## [Your goal]
Reproduce each line that includes the word "hiện".

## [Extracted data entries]
++++++++++
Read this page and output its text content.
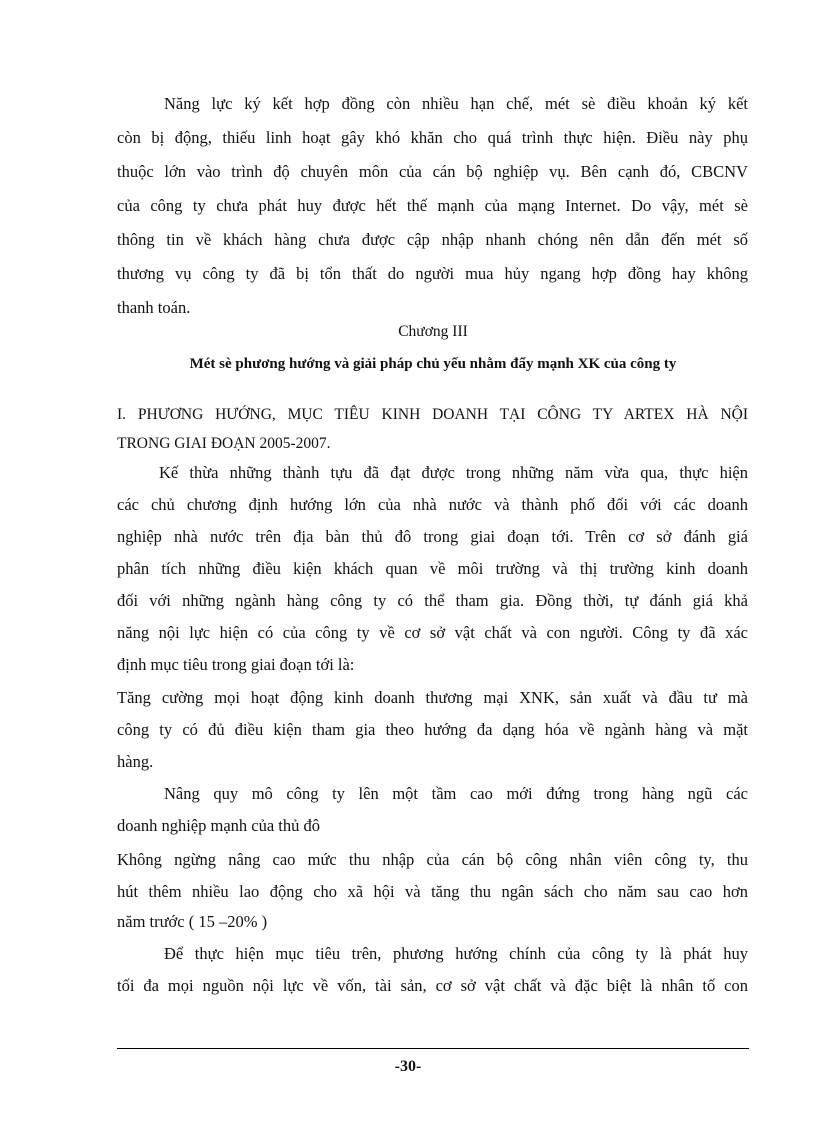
Năng lực ký kết hợp đồng còn nhiều hạn chế, mét sè điều khoản ký kết
còn bị động, thiếu linh hoạt gây khó khăn cho quá trình thực hiện. Điều này phụ
thuộc lớn vào trình độ chuyên môn của cán bộ nghiệp vụ. Bên cạnh đó, CBCNV
của công ty chưa phát huy được hết thế mạnh của mạng Internet. Do vậy, mét sè
thông tin về khách hàng chưa được cập nhập nhanh chóng nên dẫn đến mét số
thương vụ công ty đã bị tổn thất do người mua hủy ngang hợp đồng hay không
thanh toán.
Chương III
Mét sè phương hướng và giải pháp chủ yếu nhằm đẩy mạnh XK của công ty
I. PHƯƠNG HƯỚNG, MỤC TIÊU KINH DOANH TẠI CÔNG TY ARTEX HÀ NỘI
TRONG GIAI ĐOẠN 2005-2007.
Kế thừa những thành tựu đã đạt được trong những năm vừa qua, thực hiện
các chủ chương định hướng lớn của nhà nước và thành phố đối với các doanh
nghiệp nhà nước trên địa bàn thủ đô trong giai đoạn tới. Trên cơ sở đánh giá
phân tích những điều kiện khách quan về môi trường và thị trường kinh doanh
đối với những ngành hàng công ty có thể tham gia. Đồng thời, tự đánh giá khả
năng nội lực hiện có của công ty về cơ sở vật chất và con người. Công ty đã xác
định mục tiêu trong giai đoạn tới là:
Tăng cường mọi hoạt động kinh doanh thương mại XNK, sản xuất và đầu tư mà
công ty có đủ điều kiện tham gia theo hướng đa dạng hóa về ngành hàng và mặt
hàng.
Nâng quy mô công ty lên một tầm cao mới đứng trong hàng ngũ các
doanh nghiệp mạnh của thủ đô
Không ngừng nâng cao mức thu nhập của cán bộ công nhân viên công ty, thu
hút thêm nhiều lao động cho xã hội và tăng thu ngân sách cho năm sau cao hơn
năm trước ( 15 –20% )
Để thực hiện mục tiêu trên, phương hướng chính của công ty là phát huy
tối đa mọi nguồn nội lực về vốn, tài sản, cơ sở vật chất và đặc biệt là nhân tố con
-30-
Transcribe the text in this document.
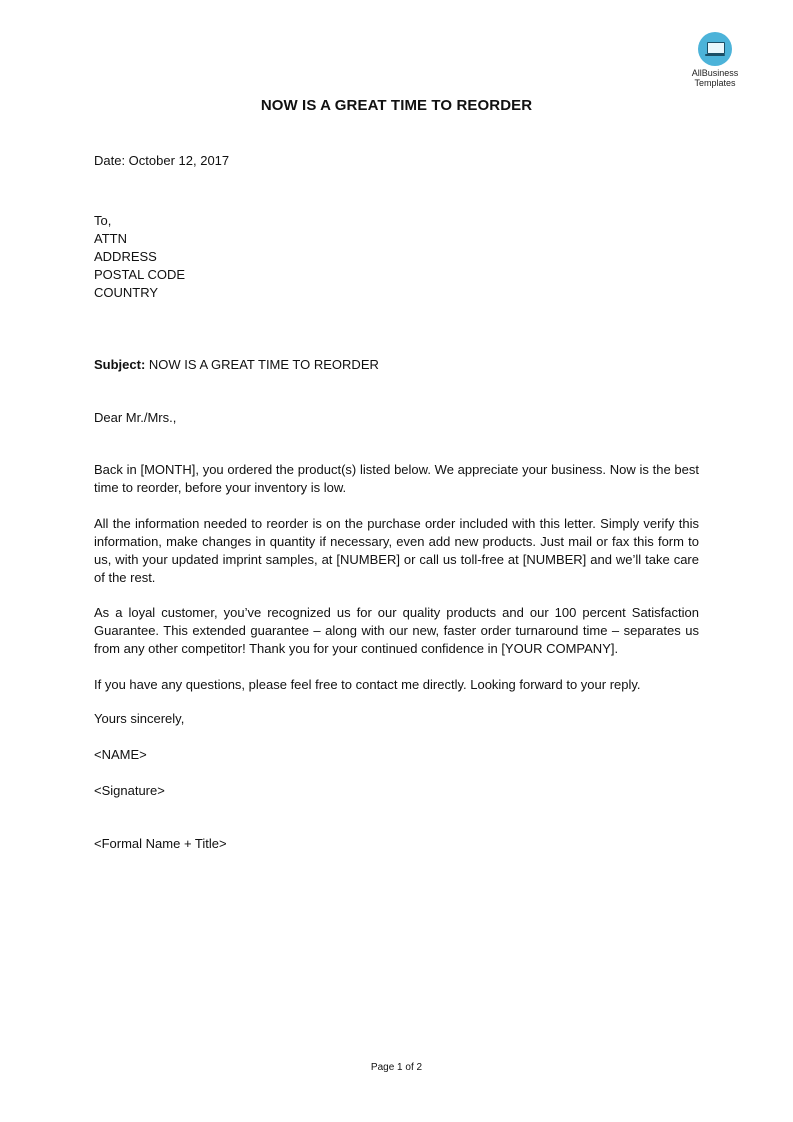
AllBusiness
Templates
NOW IS A GREAT TIME TO REORDER
Date: October 12, 2017
To,
ATTN
ADDRESS
POSTAL CODE
COUNTRY
Subject: NOW IS A GREAT TIME TO REORDER
Dear Mr./Mrs.,
Back in [MONTH], you ordered the product(s) listed below. We appreciate your business. Now is the best time to reorder, before your inventory is low.
All the information needed to reorder is on the purchase order included with this letter. Simply verify this information, make changes in quantity if necessary, even add new products. Just mail or fax this form to us, with your updated imprint samples, at [NUMBER] or call us toll-free at [NUMBER] and we’ll take care of the rest.
As a loyal customer, you’ve recognized us for our quality products and our 100 percent Satisfaction Guarantee. This extended guarantee – along with our new, faster order turnaround time – separates us from any other competitor! Thank you for your continued confidence in [YOUR COMPANY].
If you have any questions, please feel free to contact me directly. Looking forward to your reply.
Yours sincerely,
<NAME>
<Signature>
<Formal Name + Title>
Page 1 of 2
++++++++++
## [Answer to this problem]
còn bị động, thiếu linh hoạt gây khó khăn cho quá trình thực hiện. Điều này phụ
Kế thừa những thành tựu đã đạt được trong những năm vừa qua, thực hiện
năng nội lực hiện có của công ty về cơ sở vật chất và con người. Công ty đã xác
Để thực hiện mục tiêu trên, phương hướng chính của công ty là phát huy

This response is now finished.